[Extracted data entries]
'''

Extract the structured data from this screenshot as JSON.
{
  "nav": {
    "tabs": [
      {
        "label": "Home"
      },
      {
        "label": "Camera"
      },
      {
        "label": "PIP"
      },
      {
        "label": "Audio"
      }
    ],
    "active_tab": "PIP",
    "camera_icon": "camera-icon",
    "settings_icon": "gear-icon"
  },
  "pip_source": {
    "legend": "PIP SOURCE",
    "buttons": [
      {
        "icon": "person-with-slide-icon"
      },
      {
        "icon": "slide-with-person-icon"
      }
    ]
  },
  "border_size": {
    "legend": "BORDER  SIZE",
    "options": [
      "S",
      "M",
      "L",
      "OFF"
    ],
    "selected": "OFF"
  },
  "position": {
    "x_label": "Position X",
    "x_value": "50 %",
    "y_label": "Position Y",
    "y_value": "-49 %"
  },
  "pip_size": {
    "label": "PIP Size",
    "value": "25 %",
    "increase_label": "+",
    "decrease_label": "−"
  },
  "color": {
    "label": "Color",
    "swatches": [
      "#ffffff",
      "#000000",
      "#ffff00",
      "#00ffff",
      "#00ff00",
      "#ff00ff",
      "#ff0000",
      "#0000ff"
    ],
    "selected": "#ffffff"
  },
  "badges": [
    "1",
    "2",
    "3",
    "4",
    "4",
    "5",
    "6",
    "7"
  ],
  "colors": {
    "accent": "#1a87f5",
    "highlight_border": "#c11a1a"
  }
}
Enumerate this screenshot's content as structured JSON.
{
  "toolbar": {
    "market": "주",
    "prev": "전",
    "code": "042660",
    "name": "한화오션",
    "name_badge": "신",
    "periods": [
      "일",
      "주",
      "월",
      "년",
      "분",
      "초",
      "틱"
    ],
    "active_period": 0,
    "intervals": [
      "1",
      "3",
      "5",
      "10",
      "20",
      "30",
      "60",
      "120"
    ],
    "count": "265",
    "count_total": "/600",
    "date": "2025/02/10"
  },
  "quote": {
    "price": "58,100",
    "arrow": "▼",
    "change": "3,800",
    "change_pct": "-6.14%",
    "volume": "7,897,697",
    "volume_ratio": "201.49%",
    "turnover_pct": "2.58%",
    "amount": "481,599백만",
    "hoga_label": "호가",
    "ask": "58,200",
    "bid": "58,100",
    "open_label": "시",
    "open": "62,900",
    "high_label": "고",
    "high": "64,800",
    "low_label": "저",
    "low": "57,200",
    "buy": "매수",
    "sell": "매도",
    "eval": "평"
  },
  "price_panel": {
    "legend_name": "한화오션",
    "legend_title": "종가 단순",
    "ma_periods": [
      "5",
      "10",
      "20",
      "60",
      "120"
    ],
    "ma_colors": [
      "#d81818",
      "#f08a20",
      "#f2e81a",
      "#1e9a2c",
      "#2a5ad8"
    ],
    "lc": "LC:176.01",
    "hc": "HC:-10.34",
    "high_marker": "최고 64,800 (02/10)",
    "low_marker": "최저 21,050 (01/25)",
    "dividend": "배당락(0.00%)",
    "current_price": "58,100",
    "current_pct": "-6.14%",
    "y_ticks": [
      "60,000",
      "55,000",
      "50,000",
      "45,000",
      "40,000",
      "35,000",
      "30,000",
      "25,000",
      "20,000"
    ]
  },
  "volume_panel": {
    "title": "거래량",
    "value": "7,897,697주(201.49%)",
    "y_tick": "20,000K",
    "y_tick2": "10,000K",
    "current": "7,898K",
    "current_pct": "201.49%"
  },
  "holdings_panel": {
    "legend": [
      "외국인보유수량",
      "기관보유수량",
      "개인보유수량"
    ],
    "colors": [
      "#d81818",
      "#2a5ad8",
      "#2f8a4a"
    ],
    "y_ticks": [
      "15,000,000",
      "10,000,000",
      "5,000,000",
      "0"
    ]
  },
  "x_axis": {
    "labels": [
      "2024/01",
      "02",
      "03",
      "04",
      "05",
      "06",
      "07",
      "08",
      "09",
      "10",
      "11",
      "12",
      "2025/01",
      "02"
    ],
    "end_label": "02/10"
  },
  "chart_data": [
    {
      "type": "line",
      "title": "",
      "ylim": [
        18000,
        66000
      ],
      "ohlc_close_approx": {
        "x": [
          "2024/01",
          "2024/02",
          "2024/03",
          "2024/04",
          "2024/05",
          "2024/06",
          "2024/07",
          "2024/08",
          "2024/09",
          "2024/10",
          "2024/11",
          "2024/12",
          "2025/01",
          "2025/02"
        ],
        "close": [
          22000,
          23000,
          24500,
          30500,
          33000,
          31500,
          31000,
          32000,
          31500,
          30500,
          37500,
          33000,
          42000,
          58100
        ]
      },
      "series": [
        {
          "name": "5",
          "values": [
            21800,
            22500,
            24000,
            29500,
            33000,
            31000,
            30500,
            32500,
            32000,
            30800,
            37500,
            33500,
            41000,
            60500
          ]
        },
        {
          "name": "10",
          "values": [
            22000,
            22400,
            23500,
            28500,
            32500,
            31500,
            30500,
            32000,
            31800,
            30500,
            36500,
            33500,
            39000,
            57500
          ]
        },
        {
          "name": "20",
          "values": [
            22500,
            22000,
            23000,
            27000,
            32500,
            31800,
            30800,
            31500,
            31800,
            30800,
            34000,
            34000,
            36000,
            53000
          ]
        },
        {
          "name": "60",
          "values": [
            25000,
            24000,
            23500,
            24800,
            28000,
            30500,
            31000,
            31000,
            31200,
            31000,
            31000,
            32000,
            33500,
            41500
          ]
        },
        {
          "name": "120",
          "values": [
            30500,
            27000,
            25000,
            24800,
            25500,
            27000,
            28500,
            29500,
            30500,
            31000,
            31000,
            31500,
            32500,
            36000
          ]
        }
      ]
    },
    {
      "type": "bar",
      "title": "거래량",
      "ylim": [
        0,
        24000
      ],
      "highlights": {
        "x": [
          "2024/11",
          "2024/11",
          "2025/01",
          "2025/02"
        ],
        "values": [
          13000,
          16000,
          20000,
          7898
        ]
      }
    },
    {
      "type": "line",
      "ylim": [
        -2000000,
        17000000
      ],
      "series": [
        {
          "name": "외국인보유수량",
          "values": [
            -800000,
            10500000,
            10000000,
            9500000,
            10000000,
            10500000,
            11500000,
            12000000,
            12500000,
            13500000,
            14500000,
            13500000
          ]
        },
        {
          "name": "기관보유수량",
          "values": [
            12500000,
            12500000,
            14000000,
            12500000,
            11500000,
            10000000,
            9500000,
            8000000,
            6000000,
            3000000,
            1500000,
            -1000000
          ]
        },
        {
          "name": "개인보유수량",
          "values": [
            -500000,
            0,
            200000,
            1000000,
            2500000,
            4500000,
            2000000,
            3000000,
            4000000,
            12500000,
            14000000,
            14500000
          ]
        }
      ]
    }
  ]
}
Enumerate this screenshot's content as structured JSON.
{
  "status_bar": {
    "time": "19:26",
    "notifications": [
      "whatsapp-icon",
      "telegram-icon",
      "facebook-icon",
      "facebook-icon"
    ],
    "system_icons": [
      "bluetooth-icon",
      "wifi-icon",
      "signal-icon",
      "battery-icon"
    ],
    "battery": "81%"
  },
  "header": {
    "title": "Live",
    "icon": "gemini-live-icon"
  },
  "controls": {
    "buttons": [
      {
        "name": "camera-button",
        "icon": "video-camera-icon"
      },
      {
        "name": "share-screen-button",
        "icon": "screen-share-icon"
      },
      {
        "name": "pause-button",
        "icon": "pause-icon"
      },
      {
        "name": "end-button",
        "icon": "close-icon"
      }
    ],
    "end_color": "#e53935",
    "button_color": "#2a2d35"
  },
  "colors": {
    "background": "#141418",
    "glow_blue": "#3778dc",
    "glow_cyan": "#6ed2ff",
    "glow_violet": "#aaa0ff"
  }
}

'''

◆ **What is required**: Copy all the lines, exactly.

◆ **Response below**:
Extract the structured data from this screenshot as JSON.
{
  "nav": {
    "tabs": [
      {
        "label": "Home"
      },
      {
        "label": "Camera"
      },
      {
        "label": "PIP"
      },
      {
        "label": "Audio"
      }
    ],
    "active_tab": "PIP",
    "camera_icon": "camera-icon",
    "settings_icon": "gear-icon"
  },
  "pip_source": {
    "legend": "PIP SOURCE",
    "buttons": [
      {
        "icon": "person-with-slide-icon"
      },
      {
        "icon": "slide-with-person-icon"
      }
    ]
  },
  "border_size": {
    "legend": "BORDER  SIZE",
    "options": [
      "S",
      "M",
      "L",
      "OFF"
    ],
    "selected": "OFF"
  },
  "position": {
    "x_label": "Position X",
    "x_value": "50 %",
    "y_label": "Position Y",
    "y_value": "-49 %"
  },
  "pip_size": {
    "label": "PIP Size",
    "value": "25 %",
    "increase_label": "+",
    "decrease_label": "−"
  },
  "color": {
    "label": "Color",
    "swatches": [
      "#ffffff",
      "#000000",
      "#ffff00",
      "#00ffff",
      "#00ff00",
      "#ff00ff",
      "#ff0000",
      "#0000ff"
    ],
    "selected": "#ffffff"
  },
  "badges": [
    "1",
    "2",
    "3",
    "4",
    "4",
    "5",
    "6",
    "7"
  ],
  "colors": {
    "accent": "#1a87f5",
    "highlight_border": "#c11a1a"
  }
}
Enumerate this screenshot's content as structured JSON.
{
  "toolbar": {
    "market": "주",
    "prev": "전",
    "code": "042660",
    "name": "한화오션",
    "name_badge": "신",
    "periods": [
      "일",
      "주",
      "월",
      "년",
      "분",
      "초",
      "틱"
    ],
    "active_period": 0,
    "intervals": [
      "1",
      "3",
      "5",
      "10",
      "20",
      "30",
      "60",
      "120"
    ],
    "count": "265",
    "count_total": "/600",
    "date": "2025/02/10"
  },
  "quote": {
    "price": "58,100",
    "arrow": "▼",
    "change": "3,800",
    "change_pct": "-6.14%",
    "volume": "7,897,697",
    "volume_ratio": "201.49%",
    "turnover_pct": "2.58%",
    "amount": "481,599백만",
    "hoga_label": "호가",
    "ask": "58,200",
    "bid": "58,100",
    "open_label": "시",
    "open": "62,900",
    "high_label": "고",
    "high": "64,800",
    "low_label": "저",
    "low": "57,200",
    "buy": "매수",
    "sell": "매도",
    "eval": "평"
  },
  "price_panel": {
    "legend_name": "한화오션",
    "legend_title": "종가 단순",
    "ma_periods": [
      "5",
      "10",
      "20",
      "60",
      "120"
    ],
    "ma_colors": [
      "#d81818",
      "#f08a20",
      "#f2e81a",
      "#1e9a2c",
      "#2a5ad8"
    ],
    "lc": "LC:176.01",
    "hc": "HC:-10.34",
    "high_marker": "최고 64,800 (02/10)",
    "low_marker": "최저 21,050 (01/25)",
    "dividend": "배당락(0.00%)",
    "current_price": "58,100",
    "current_pct": "-6.14%",
    "y_ticks": [
      "60,000",
      "55,000",
      "50,000",
      "45,000",
      "40,000",
      "35,000",
      "30,000",
      "25,000",
      "20,000"
    ]
  },
  "volume_panel": {
    "title": "거래량",
    "value": "7,897,697주(201.49%)",
    "y_tick": "20,000K",
    "y_tick2": "10,000K",
    "current": "7,898K",
    "current_pct": "201.49%"
  },
  "holdings_panel": {
    "legend": [
      "외국인보유수량",
      "기관보유수량",
      "개인보유수량"
    ],
    "colors": [
      "#d81818",
      "#2a5ad8",
      "#2f8a4a"
    ],
    "y_ticks": [
      "15,000,000",
      "10,000,000",
      "5,000,000",
      "0"
    ]
  },
  "x_axis": {
    "labels": [
      "2024/01",
      "02",
      "03",
      "04",
      "05",
      "06",
      "07",
      "08",
      "09",
      "10",
      "11",
      "12",
      "2025/01",
      "02"
    ],
    "end_label": "02/10"
  },
  "chart_data": [
    {
      "type": "line",
      "title": "",
      "ylim": [
        18000,
        66000
      ],
      "ohlc_close_approx": {
        "x": [
          "2024/01",
          "2024/02",
          "2024/03",
          "2024/04",
          "2024/05",
          "2024/06",
          "2024/07",
          "2024/08",
          "2024/09",
          "2024/10",
          "2024/11",
          "2024/12",
          "2025/01",
          "2025/02"
        ],
        "close": [
          22000,
          23000,
          24500,
          30500,
          33000,
          31500,
          31000,
          32000,
          31500,
          30500,
          37500,
          33000,
          42000,
          58100
        ]
      },
      "series": [
        {
          "name": "5",
          "values": [
            21800,
            22500,
            24000,
            29500,
            33000,
            31000,
            30500,
            32500,
            32000,
            30800,
            37500,
            33500,
            41000,
            60500
          ]
        },
        {
          "name": "10",
          "values": [
            22000,
            22400,
            23500,
            28500,
            32500,
            31500,
            30500,
            32000,
            31800,
            30500,
            36500,
            33500,
            39000,
            57500
          ]
        },
        {
          "name": "20",
          "values": [
            22500,
            22000,
            23000,
            27000,
            32500,
            31800,
            30800,
            31500,
            31800,
            30800,
            34000,
            34000,
            36000,
            53000
          ]
        },
        {
          "name": "60",
          "values": [
            25000,
            24000,
            23500,
            24800,
            28000,
            30500,
            31000,
            31000,
            31200,
            31000,
            31000,
            32000,
            33500,
            41500
          ]
        },
        {
          "name": "120",
          "values": [
            30500,
            27000,
            25000,
            24800,
            25500,
            27000,
            28500,
            29500,
            30500,
            31000,
            31000,
            31500,
            32500,
            36000
          ]
        }
      ]
    },
    {
      "type": "bar",
      "title": "거래량",
      "ylim": [
        0,
        24000
      ],
      "highlights": {
        "x": [
          "2024/11",
          "2024/11",
          "2025/01",
          "2025/02"
        ],
        "values": [
          13000,
          16000,
          20000,
          7898
        ]
      }
    },
    {
      "type": "line",
      "ylim": [
        -2000000,
        17000000
      ],
      "series": [
        {
          "name": "외국인보유수량",
          "values": [
            -800000,
            10500000,
            10000000,
            9500000,
            10000000,
            10500000,
            11500000,
            12000000,
            12500000,
            13500000,
            14500000,
            13500000
          ]
        },
        {
          "name": "기관보유수량",
          "values": [
            12500000,
            12500000,
            14000000,
            12500000,
            11500000,
            10000000,
            9500000,
            8000000,
            6000000,
            3000000,
            1500000,
            -1000000
          ]
        },
        {
          "name": "개인보유수량",
          "values": [
            -500000,
            0,
            200000,
            1000000,
            2500000,
            4500000,
            2000000,
            3000000,
            4000000,
            12500000,
            14000000,
            14500000
          ]
        }
      ]
    }
  ]
}
Enumerate this screenshot's content as structured JSON.
{
  "status_bar": {
    "time": "19:26",
    "notifications": [
      "whatsapp-icon",
      "telegram-icon",
      "facebook-icon",
      "facebook-icon"
    ],
    "system_icons": [
      "bluetooth-icon",
      "wifi-icon",
      "signal-icon",
      "battery-icon"
    ],
    "battery": "81%"
  },
  "header": {
    "title": "Live",
    "icon": "gemini-live-icon"
  },
  "controls": {
    "buttons": [
      {
        "name": "camera-button",
        "icon": "video-camera-icon"
      },
      {
        "name": "share-screen-button",
        "icon": "screen-share-icon"
      },
      {
        "name": "pause-button",
        "icon": "pause-icon"
      },
      {
        "name": "end-button",
        "icon": "close-icon"
      }
    ],
    "end_color": "#e53935",
    "button_color": "#2a2d35"
  },
  "colors": {
    "background": "#141418",
    "glow_blue": "#3778dc",
    "glow_cyan": "#6ed2ff",
    "glow_violet": "#aaa0ff"
  }
}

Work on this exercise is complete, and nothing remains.